**ДОКУМЕНТ**

Однако его сущность до сих пор не ясна. Многочисленные теории имени собственного весьма разнообразны и иногда даже противоположны. Как указывает А. В. Суперанская, существуют: «теория, согласно которой собственные имена не имеют значения в отличие от нарицательных… теория, согласно которой собственные имена имеют большее значение, чем нарицательные… теория, согласно которой каждое имя исключительно индивидуально…, теория, согласно которой все имена собственные – синонимы… теория произвольности собственных имен… теория строгой мотивированности собственных имен» [Суперанская 1973: 88]. Обычно каждое из таких определений выделяет некоторый класс имен, не совпадающий с традиционным классом собственных имен. Например, распространенная трактовка их как обозначений индивидуальных объектов не подходит к личным именам и фамилиям, но включает слова вроде небо, эклиптика, зенит и т. д.

**ИСХОДНЫЕ ДАННЫЕ**

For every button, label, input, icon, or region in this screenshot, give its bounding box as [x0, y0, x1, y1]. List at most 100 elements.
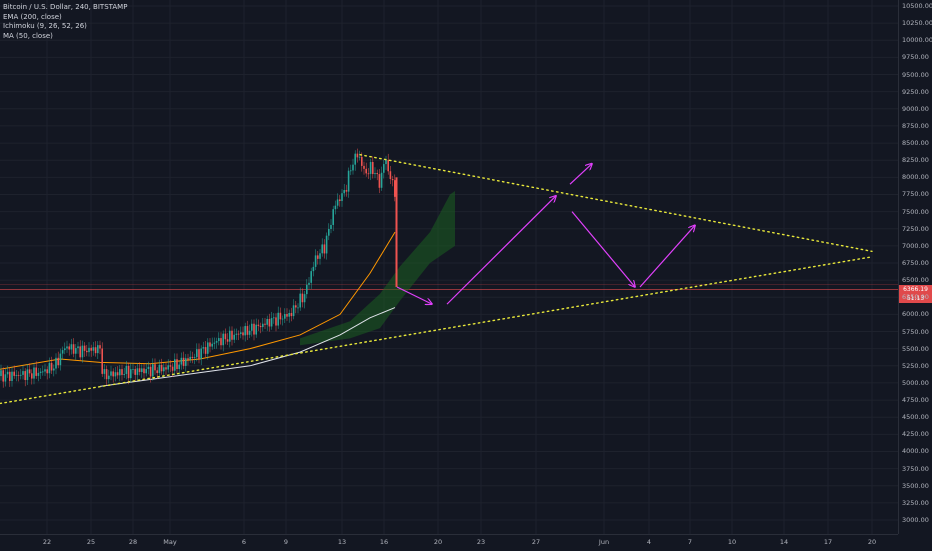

**ПОСТАНОВКА ЗАДАЧИ**
Напишите продолжение текста о теориях имени собственного, начиная сразу после его последнего предложения.

**РЕЗУЛЬТАТ**
Имена собственные в ряде языков определяются лишь традицией, которая может быть различна для разных языков и меняться со временем: названия месяцев, дней недели, народов, языков считаются собственными именами в английском языке и нарицательными в русском, а названия народов писали в XIX в. с большой буквы и в русском языке. Помимо общего графического выделения прописной буквой (невозможного для японского языка, где таких букв нет), в ряде европейских языков имеются и формальные особенности некоторых классов собственных имен вроде специфической сочетаемости с артиклями. И всегда, особенно когда таких формальных особенностей нет, возникают спорные случаи. Скажем, в словаре [Ожегов, Шведова 1997] нет, разумеется, города Ессентуки, но есть одноименная минеральная вода (с. 188). Можно ли говорить здесь о нарицательном имени? Или, например, в Японии принято любую трехцветную кошку именовать Mike (буквально «три шерсти»). Что это: нарицательное имя со значением «трехцветная кошка» (так оно подается в БЯРС (т. 1, с. 598)), собственное имя-кличка или два омонима? Анализ подобных примеров см. [Суперанская 1973: 178].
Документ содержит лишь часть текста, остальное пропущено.